Excerpts from a figure dataset:
----

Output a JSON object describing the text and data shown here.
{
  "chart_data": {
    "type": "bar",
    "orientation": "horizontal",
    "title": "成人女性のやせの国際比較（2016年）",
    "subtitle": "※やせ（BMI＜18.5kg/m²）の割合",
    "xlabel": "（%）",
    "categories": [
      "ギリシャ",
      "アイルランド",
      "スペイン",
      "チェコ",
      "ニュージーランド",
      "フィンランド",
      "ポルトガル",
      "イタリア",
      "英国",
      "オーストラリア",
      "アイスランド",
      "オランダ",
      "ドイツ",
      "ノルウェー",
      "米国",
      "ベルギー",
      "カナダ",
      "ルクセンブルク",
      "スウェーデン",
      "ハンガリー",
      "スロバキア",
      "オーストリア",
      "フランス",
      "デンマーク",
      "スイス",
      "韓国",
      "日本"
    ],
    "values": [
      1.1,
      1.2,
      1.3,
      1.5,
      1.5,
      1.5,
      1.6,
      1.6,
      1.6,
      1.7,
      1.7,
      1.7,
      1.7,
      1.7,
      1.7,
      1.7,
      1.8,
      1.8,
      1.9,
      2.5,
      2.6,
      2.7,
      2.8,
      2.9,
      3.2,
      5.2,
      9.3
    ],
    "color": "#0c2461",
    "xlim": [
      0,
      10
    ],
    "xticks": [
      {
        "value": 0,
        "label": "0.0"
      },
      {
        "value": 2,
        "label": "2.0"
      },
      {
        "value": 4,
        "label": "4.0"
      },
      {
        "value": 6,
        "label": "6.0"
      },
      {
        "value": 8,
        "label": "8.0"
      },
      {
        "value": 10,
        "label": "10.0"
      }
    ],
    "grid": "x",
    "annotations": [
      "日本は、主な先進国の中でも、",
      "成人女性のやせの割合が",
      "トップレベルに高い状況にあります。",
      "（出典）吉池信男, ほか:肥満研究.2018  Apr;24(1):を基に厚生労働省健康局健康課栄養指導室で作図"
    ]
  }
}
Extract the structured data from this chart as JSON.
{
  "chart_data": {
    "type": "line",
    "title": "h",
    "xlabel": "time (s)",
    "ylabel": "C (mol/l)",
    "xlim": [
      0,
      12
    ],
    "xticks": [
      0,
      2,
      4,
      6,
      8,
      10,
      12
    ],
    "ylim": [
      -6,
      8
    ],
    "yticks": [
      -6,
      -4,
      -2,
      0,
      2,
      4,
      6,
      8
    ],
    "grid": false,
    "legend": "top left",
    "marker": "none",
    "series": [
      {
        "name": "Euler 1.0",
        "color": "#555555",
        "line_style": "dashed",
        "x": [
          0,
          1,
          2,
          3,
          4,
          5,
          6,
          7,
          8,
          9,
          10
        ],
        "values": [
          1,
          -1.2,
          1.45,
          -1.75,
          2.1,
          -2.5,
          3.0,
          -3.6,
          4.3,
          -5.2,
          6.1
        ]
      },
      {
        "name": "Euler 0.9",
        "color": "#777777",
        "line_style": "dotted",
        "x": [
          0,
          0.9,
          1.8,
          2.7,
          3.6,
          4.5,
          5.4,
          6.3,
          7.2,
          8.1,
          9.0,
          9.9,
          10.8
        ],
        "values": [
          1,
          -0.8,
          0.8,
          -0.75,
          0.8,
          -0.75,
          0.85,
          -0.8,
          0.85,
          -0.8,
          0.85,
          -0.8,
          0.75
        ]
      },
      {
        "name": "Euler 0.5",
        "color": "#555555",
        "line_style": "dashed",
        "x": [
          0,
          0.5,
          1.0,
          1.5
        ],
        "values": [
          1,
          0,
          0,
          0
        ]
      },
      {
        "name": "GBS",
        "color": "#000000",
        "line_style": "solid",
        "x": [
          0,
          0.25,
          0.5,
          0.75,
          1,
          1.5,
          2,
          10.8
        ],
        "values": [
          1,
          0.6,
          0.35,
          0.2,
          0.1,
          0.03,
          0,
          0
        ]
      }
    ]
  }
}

----

SHORT EXERCISE: Pull every line containing the word "name" out of the material.

REPLY TO THE EXERCISE:
        "name": "Euler 1.0",
        "name": "Euler 0.9",
        "name": "Euler 0.5",
        "name": "GBS",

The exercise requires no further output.